● **Exercise description**
Reproduce all entries verbatim, with nothing added or dropped.

● **Data shown**
# # # # # # #

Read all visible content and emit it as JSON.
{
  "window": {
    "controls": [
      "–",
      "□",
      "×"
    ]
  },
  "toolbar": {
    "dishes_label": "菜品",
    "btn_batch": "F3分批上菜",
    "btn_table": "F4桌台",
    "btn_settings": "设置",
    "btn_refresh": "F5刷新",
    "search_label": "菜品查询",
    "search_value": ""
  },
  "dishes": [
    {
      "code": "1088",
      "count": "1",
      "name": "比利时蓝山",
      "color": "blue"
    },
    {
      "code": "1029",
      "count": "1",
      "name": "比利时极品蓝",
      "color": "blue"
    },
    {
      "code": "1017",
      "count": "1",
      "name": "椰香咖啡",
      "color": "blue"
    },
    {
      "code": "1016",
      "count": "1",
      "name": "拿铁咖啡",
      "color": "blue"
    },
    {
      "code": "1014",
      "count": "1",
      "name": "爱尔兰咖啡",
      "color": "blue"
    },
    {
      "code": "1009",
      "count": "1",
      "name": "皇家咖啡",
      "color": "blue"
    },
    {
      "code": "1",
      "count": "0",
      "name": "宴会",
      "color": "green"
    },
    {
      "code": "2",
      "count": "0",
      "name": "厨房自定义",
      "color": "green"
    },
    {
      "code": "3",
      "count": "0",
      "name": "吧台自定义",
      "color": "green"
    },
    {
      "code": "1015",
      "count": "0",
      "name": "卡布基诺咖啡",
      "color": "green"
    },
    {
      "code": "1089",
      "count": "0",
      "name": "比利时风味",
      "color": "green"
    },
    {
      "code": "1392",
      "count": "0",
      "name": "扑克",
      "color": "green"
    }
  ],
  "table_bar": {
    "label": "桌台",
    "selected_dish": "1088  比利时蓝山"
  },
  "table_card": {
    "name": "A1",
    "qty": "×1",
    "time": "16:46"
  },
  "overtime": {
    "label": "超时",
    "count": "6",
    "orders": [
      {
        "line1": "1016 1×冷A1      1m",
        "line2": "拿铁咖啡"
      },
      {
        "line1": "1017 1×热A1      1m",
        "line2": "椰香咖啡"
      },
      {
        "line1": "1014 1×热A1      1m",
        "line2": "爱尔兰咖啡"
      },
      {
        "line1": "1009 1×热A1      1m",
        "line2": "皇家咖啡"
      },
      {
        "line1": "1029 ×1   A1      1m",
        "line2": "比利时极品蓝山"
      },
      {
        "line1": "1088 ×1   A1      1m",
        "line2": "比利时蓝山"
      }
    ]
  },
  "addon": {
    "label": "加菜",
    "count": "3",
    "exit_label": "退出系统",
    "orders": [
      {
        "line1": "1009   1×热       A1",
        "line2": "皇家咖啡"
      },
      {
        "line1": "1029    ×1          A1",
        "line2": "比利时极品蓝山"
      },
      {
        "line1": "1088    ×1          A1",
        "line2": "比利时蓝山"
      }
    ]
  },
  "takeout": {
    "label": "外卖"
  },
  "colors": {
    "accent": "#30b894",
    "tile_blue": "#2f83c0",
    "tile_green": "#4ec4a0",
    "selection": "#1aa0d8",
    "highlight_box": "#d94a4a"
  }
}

# # # # # # #

● **Result**
Read all visible content and emit it as JSON.
{
  "window": {
    "controls": [
      "–",
      "□",
      "×"
    ]
  },
  "toolbar": {
    "dishes_label": "菜品",
    "btn_batch": "F3分批上菜",
    "btn_table": "F4桌台",
    "btn_settings": "设置",
    "btn_refresh": "F5刷新",
    "search_label": "菜品查询",
    "search_value": ""
  },
  "dishes": [
    {
      "code": "1088",
      "count": "1",
      "name": "比利时蓝山",
      "color": "blue"
    },
    {
      "code": "1029",
      "count": "1",
      "name": "比利时极品蓝",
      "color": "blue"
    },
    {
      "code": "1017",
      "count": "1",
      "name": "椰香咖啡",
      "color": "blue"
    },
    {
      "code": "1016",
      "count": "1",
      "name": "拿铁咖啡",
      "color": "blue"
    },
    {
      "code": "1014",
      "count": "1",
      "name": "爱尔兰咖啡",
      "color": "blue"
    },
    {
      "code": "1009",
      "count": "1",
      "name": "皇家咖啡",
      "color": "blue"
    },
    {
      "code": "1",
      "count": "0",
      "name": "宴会",
      "color": "green"
    },
    {
      "code": "2",
      "count": "0",
      "name": "厨房自定义",
      "color": "green"
    },
    {
      "code": "3",
      "count": "0",
      "name": "吧台自定义",
      "color": "green"
    },
    {
      "code": "1015",
      "count": "0",
      "name": "卡布基诺咖啡",
      "color": "green"
    },
    {
      "code": "1089",
      "count": "0",
      "name": "比利时风味",
      "color": "green"
    },
    {
      "code": "1392",
      "count": "0",
      "name": "扑克",
      "color": "green"
    }
  ],
  "table_bar": {
    "label": "桌台",
    "selected_dish": "1088  比利时蓝山"
  },
  "table_card": {
    "name": "A1",
    "qty": "×1",
    "time": "16:46"
  },
  "overtime": {
    "label": "超时",
    "count": "6",
    "orders": [
      {
        "line1": "1016 1×冷A1      1m",
        "line2": "拿铁咖啡"
      },
      {
        "line1": "1017 1×热A1      1m",
        "line2": "椰香咖啡"
      },
      {
        "line1": "1014 1×热A1      1m",
        "line2": "爱尔兰咖啡"
      },
      {
        "line1": "1009 1×热A1      1m",
        "line2": "皇家咖啡"
      },
      {
        "line1": "1029 ×1   A1      1m",
        "line2": "比利时极品蓝山"
      },
      {
        "line1": "1088 ×1   A1      1m",
        "line2": "比利时蓝山"
      }
    ]
  },
  "addon": {
    "label": "加菜",
    "count": "3",
    "exit_label": "退出系统",
    "orders": [
      {
        "line1": "1009   1×热       A1",
        "line2": "皇家咖啡"
      },
      {
        "line1": "1029    ×1          A1",
        "line2": "比利时极品蓝山"
      },
      {
        "line1": "1088    ×1          A1",
        "line2": "比利时蓝山"
      }
    ]
  },
  "takeout": {
    "label": "外卖"
  },
  "colors": {
    "accent": "#30b894",
    "tile_blue": "#2f83c0",
    "tile_green": "#4ec4a0",
    "selection": "#1aa0d8",
    "highlight_box": "#d94a4a"
  }
}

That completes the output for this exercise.